Request: Reproduce the entries below in full, word for word.

Available data:

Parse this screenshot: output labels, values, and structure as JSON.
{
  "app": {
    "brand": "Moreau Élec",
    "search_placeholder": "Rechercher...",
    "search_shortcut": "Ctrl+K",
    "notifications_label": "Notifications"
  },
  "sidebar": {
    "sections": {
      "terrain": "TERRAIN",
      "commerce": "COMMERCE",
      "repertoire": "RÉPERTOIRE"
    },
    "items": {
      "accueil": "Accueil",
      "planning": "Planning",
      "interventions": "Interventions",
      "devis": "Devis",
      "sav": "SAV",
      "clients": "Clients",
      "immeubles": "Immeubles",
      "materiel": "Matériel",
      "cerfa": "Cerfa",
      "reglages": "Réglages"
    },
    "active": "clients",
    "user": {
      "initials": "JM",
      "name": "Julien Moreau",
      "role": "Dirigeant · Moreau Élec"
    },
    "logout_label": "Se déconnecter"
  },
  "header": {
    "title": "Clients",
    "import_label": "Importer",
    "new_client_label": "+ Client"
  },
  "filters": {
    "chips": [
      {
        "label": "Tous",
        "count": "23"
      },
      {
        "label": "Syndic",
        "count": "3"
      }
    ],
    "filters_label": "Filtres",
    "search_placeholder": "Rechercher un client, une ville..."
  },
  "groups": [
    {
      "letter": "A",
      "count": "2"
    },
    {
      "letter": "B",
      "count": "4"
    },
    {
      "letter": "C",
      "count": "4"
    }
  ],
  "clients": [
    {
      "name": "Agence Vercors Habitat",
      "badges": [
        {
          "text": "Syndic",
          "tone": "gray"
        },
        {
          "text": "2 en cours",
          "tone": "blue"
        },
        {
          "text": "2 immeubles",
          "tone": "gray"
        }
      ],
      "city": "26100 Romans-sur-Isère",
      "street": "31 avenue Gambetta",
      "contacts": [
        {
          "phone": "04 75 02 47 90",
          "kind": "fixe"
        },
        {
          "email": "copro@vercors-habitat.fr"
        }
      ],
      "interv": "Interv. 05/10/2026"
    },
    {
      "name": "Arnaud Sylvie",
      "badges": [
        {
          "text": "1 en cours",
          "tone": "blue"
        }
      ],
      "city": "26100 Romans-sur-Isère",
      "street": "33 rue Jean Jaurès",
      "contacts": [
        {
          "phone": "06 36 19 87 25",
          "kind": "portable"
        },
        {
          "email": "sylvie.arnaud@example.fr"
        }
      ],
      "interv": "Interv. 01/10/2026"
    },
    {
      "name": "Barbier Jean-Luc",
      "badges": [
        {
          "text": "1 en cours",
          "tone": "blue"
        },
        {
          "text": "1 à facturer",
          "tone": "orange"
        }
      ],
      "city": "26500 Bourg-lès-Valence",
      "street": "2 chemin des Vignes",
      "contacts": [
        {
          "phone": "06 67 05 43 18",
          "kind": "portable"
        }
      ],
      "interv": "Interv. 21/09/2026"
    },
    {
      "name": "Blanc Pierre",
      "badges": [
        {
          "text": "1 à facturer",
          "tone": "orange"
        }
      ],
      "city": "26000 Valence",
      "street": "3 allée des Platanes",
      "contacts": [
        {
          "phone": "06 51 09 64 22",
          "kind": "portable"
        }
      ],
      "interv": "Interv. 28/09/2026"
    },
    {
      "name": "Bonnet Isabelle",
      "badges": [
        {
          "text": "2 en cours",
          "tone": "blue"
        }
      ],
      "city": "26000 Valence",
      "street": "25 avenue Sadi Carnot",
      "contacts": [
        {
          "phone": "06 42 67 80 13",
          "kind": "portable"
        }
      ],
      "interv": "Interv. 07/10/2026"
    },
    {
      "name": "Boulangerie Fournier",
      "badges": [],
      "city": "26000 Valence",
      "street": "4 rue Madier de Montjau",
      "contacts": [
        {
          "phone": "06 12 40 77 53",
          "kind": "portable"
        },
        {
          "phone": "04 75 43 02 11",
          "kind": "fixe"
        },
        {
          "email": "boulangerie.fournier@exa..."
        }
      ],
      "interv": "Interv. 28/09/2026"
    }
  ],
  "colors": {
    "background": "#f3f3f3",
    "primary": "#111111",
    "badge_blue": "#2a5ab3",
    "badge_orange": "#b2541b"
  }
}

Exercise solution:
Parse this screenshot: output labels, values, and structure as JSON.
{
  "app": {
    "brand": "Moreau Élec",
    "search_placeholder": "Rechercher...",
    "search_shortcut": "Ctrl+K",
    "notifications_label": "Notifications"
  },
  "sidebar": {
    "sections": {
      "terrain": "TERRAIN",
      "commerce": "COMMERCE",
      "repertoire": "RÉPERTOIRE"
    },
    "items": {
      "accueil": "Accueil",
      "planning": "Planning",
      "interventions": "Interventions",
      "devis": "Devis",
      "sav": "SAV",
      "clients": "Clients",
      "immeubles": "Immeubles",
      "materiel": "Matériel",
      "cerfa": "Cerfa",
      "reglages": "Réglages"
    },
    "active": "clients",
    "user": {
      "initials": "JM",
      "name": "Julien Moreau",
      "role": "Dirigeant · Moreau Élec"
    },
    "logout_label": "Se déconnecter"
  },
  "header": {
    "title": "Clients",
    "import_label": "Importer",
    "new_client_label": "+ Client"
  },
  "filters": {
    "chips": [
      {
        "label": "Tous",
        "count": "23"
      },
      {
        "label": "Syndic",
        "count": "3"
      }
    ],
    "filters_label": "Filtres",
    "search_placeholder": "Rechercher un client, une ville..."
  },
  "groups": [
    {
      "letter": "A",
      "count": "2"
    },
    {
      "letter": "B",
      "count": "4"
    },
    {
      "letter": "C",
      "count": "4"
    }
  ],
  "clients": [
    {
      "name": "Agence Vercors Habitat",
      "badges": [
        {
          "text": "Syndic",
          "tone": "gray"
        },
        {
          "text": "2 en cours",
          "tone": "blue"
        },
        {
          "text": "2 immeubles",
          "tone": "gray"
        }
      ],
      "city": "26100 Romans-sur-Isère",
      "street": "31 avenue Gambetta",
      "contacts": [
        {
          "phone": "04 75 02 47 90",
          "kind": "fixe"
        },
        {
          "email": "copro@vercors-habitat.fr"
        }
      ],
      "interv": "Interv. 05/10/2026"
    },
    {
      "name": "Arnaud Sylvie",
      "badges": [
        {
          "text": "1 en cours",
          "tone": "blue"
        }
      ],
      "city": "26100 Romans-sur-Isère",
      "street": "33 rue Jean Jaurès",
      "contacts": [
        {
          "phone": "06 36 19 87 25",
          "kind": "portable"
        },
        {
          "email": "sylvie.arnaud@example.fr"
        }
      ],
      "interv": "Interv. 01/10/2026"
    },
    {
      "name": "Barbier Jean-Luc",
      "badges": [
        {
          "text": "1 en cours",
          "tone": "blue"
        },
        {
          "text": "1 à facturer",
          "tone": "orange"
        }
      ],
      "city": "26500 Bourg-lès-Valence",
      "street": "2 chemin des Vignes",
      "contacts": [
        {
          "phone": "06 67 05 43 18",
          "kind": "portable"
        }
      ],
      "interv": "Interv. 21/09/2026"
    },
    {
      "name": "Blanc Pierre",
      "badges": [
        {
          "text": "1 à facturer",
          "tone": "orange"
        }
      ],
      "city": "26000 Valence",
      "street": "3 allée des Platanes",
      "contacts": [
        {
          "phone": "06 51 09 64 22",
          "kind": "portable"
        }
      ],
      "interv": "Interv. 28/09/2026"
    },
    {
      "name": "Bonnet Isabelle",
      "badges": [
        {
          "text": "2 en cours",
          "tone": "blue"
        }
      ],
      "city": "26000 Valence",
      "street": "25 avenue Sadi Carnot",
      "contacts": [
        {
          "phone": "06 42 67 80 13",
          "kind": "portable"
        }
      ],
      "interv": "Interv. 07/10/2026"
    },
    {
      "name": "Boulangerie Fournier",
      "badges": [],
      "city": "26000 Valence",
      "street": "4 rue Madier de Montjau",
      "contacts": [
        {
          "phone": "06 12 40 77 53",
          "kind": "portable"
        },
        {
          "phone": "04 75 43 02 11",
          "kind": "fixe"
        },
        {
          "email": "boulangerie.fournier@exa..."
        }
      ],
      "interv": "Interv. 28/09/2026"
    }
  ],
  "colors": {
    "background": "#f3f3f3",
    "primary": "#111111",
    "badge_blue": "#2a5ab3",
    "badge_orange": "#b2541b"
  }
}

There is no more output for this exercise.